PASSAGE SHOWN:
##############################
@Gene-Action1 Action1 will flag older versions of Powershell 7 as vulnerable, but your only remediation option is document compensating controls. I would imagine there might be a set of circumstances for someone say on 7.5.1 that has to be locked to that specific version and doesn’t want to update but that can apply to any number of pieces of software. Given that Powershell downloads are not paywalled, is there a reason A1 can’t update it? I have other ways to push it, via RMM and I do, but I was just curious.
Great question!
Just one question (I am using PDQ)…..as MS says there can be different versions of PS coexist on same OS, but would it be recommended to seek and remove all versions of PS then install the latest one ?
In my experience, that’s only V2/V5/V7, unless you’re doing something abnormal when installing V7, and typically installing a newer version of 7 will replace the current.
Back on topic, though, PowerShell 7 can be updated through Winget. It’s been a while, but I believe Action1 has a built-in Winget update somewhere.
##############################
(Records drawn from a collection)

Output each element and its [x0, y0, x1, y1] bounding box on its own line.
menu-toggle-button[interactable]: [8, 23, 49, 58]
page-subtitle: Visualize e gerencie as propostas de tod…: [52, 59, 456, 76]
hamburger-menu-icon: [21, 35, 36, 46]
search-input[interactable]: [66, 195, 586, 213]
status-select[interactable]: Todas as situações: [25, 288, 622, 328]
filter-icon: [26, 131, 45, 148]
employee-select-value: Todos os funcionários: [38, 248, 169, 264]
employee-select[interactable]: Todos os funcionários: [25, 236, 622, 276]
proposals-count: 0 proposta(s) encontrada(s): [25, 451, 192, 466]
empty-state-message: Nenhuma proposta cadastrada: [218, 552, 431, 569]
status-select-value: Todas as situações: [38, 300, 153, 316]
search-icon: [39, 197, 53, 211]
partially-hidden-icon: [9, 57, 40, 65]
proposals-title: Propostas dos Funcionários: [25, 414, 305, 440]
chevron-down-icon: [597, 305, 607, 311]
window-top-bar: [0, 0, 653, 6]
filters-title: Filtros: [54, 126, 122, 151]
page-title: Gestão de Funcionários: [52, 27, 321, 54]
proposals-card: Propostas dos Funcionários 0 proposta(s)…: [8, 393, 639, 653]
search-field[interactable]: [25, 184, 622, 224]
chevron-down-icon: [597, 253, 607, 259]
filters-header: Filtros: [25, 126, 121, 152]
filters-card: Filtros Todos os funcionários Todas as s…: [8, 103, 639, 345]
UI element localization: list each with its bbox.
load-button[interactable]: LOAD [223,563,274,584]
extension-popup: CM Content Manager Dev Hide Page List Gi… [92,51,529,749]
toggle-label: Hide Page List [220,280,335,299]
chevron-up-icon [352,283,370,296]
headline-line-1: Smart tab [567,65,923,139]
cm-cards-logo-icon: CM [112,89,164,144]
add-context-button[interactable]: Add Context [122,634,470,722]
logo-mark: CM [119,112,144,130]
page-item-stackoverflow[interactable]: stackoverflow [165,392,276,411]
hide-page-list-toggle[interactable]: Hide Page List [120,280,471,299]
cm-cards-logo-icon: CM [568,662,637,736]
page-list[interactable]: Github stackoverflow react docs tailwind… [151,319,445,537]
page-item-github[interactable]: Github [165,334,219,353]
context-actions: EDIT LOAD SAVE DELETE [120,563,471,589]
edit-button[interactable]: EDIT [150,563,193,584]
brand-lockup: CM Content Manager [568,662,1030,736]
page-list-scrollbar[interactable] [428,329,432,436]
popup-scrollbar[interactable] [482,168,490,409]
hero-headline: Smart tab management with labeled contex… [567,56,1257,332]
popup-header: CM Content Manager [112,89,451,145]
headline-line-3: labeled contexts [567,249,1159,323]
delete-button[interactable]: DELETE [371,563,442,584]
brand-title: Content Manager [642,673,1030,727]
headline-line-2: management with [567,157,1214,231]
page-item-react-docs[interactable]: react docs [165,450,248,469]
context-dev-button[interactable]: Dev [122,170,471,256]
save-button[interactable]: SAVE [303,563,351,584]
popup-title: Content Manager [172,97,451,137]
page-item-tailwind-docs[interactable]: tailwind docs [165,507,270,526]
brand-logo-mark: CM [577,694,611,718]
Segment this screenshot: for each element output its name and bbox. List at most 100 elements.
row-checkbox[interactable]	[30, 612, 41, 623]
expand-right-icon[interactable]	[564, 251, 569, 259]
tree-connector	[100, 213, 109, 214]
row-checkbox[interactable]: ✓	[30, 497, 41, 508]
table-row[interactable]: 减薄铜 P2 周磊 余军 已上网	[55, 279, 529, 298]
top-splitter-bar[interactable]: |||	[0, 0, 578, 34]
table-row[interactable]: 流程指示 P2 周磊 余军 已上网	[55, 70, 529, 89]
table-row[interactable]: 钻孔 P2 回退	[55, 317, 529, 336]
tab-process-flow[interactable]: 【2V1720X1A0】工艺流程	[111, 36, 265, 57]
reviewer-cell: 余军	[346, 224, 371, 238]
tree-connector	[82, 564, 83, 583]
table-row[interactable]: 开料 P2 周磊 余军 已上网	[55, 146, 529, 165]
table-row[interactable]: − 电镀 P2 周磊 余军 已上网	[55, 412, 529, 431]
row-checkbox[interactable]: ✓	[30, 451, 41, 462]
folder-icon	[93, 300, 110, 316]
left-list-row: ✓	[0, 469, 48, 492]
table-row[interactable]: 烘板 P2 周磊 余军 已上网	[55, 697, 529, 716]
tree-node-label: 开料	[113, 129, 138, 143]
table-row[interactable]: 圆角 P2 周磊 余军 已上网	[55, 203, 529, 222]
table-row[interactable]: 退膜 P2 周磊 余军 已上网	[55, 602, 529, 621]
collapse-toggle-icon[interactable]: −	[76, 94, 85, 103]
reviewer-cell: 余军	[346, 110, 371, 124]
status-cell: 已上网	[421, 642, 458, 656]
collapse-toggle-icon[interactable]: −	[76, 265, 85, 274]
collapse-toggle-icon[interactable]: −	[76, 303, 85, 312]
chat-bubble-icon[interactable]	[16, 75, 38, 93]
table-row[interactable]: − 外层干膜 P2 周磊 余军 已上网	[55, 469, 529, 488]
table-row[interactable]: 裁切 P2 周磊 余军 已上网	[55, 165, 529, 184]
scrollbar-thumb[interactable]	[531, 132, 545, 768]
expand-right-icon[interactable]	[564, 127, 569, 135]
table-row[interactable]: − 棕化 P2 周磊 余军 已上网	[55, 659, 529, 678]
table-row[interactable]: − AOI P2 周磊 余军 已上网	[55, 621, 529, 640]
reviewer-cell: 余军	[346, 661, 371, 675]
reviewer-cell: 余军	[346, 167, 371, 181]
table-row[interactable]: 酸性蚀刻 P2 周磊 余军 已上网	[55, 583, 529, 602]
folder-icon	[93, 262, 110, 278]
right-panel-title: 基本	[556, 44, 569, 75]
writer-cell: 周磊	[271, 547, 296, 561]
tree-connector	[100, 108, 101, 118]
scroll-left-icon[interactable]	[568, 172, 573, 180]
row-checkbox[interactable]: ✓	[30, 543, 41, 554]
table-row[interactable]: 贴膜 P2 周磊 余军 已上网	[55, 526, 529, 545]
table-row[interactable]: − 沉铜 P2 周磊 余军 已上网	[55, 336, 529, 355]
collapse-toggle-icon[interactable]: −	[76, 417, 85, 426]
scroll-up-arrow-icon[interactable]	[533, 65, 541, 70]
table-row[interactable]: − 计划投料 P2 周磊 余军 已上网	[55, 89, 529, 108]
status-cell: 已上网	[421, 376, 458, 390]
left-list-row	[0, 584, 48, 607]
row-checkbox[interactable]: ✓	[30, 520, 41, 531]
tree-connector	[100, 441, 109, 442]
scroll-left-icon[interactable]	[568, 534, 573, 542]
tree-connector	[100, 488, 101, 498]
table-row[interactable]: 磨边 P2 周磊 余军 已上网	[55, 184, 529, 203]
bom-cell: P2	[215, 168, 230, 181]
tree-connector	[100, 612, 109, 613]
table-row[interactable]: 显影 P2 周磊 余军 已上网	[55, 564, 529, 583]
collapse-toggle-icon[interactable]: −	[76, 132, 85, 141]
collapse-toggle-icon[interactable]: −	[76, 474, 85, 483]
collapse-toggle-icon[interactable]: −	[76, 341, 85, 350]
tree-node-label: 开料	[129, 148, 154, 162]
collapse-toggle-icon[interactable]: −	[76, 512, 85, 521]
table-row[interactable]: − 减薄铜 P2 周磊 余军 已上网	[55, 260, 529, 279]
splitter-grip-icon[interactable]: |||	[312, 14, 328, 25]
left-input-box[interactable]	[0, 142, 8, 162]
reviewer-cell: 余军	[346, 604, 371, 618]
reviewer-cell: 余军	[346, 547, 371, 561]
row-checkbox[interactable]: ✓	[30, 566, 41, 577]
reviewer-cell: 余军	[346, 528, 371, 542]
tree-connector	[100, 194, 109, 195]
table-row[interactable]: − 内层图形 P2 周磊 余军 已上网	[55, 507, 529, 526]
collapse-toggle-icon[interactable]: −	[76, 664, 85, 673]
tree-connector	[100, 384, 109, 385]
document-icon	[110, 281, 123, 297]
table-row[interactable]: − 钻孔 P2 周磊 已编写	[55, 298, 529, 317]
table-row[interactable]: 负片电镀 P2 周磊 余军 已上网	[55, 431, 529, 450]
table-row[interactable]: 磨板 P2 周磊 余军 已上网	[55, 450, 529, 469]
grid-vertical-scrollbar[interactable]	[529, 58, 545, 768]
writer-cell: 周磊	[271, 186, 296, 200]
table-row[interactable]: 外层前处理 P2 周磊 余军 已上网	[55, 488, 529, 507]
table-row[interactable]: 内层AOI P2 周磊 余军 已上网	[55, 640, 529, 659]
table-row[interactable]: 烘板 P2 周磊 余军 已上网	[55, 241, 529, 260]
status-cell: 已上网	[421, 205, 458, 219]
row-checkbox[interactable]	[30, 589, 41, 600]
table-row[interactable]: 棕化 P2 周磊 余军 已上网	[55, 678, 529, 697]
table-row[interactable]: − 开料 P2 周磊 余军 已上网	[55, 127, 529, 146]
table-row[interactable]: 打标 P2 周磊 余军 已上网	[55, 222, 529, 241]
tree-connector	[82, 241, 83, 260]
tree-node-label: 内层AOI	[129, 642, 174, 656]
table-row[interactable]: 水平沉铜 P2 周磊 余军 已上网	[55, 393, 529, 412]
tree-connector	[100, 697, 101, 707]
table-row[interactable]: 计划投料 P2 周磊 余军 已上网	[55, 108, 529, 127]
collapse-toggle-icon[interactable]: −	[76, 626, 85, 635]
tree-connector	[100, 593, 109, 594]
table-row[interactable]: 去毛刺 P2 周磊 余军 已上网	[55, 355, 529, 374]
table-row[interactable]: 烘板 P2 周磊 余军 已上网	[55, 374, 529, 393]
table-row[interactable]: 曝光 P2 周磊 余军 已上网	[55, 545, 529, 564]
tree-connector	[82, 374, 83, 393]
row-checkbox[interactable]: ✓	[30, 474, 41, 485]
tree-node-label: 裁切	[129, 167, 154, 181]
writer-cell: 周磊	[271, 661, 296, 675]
##############################
PROBLEM DESCRIPTION: Can you restate word for word the part of the PowerShell update thread between "Just one question" and "latest one ?", inclusive? Rely only on the PowerShell update thread, not on the entries.

SOLVED PROBLEM:
Just one question (I am using PDQ)…..as MS says there can be different versions of PS coexist on same OS, but would it be recommended to seek and remove all versions of PS then install the latest one ?